### [WHAT IS NEEDED]
Every line with the word "files" in it should be extracted from the data that follows.
>>>
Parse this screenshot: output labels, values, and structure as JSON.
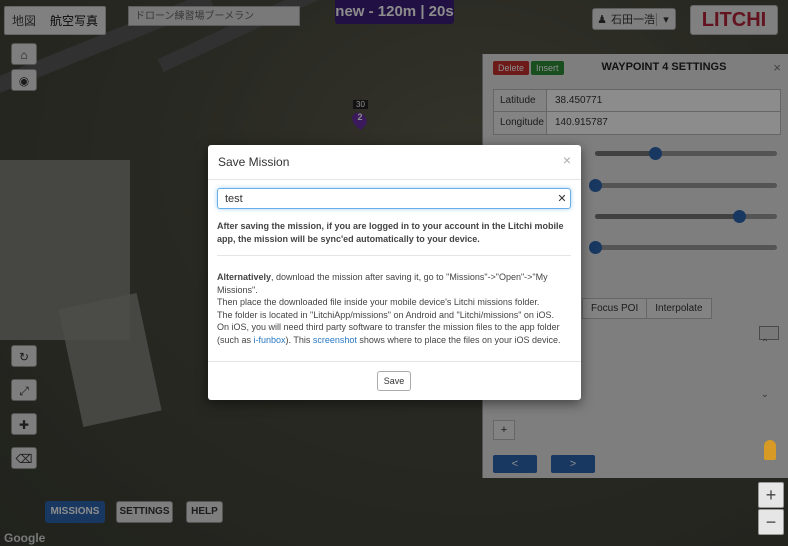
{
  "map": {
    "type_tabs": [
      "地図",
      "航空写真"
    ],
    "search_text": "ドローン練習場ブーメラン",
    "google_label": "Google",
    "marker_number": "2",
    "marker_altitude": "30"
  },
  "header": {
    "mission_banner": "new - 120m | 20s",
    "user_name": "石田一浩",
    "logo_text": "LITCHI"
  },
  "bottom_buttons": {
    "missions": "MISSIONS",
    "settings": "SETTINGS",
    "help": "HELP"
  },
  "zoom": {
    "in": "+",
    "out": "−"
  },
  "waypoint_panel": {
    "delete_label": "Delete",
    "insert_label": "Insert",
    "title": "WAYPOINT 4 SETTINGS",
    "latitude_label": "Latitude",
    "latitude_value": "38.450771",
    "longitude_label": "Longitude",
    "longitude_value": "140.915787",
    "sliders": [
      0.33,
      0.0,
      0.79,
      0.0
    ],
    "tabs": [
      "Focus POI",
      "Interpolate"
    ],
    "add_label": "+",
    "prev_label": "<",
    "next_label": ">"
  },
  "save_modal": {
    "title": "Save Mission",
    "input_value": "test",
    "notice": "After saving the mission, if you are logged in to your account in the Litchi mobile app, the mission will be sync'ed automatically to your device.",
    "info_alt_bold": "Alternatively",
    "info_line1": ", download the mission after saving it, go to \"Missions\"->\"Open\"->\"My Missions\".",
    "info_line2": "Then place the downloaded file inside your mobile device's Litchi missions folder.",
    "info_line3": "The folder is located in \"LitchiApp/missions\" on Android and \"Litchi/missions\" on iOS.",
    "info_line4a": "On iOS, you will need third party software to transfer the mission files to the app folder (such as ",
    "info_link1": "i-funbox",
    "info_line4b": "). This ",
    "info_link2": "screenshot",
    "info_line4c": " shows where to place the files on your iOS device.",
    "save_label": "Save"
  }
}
<<<
### [THE OUTPUT]
    "info_line4a": "On iOS, you will need third party software to transfer the mission files to the app folder (such as ",
    "info_line4c": " shows where to place the files on your iOS device.",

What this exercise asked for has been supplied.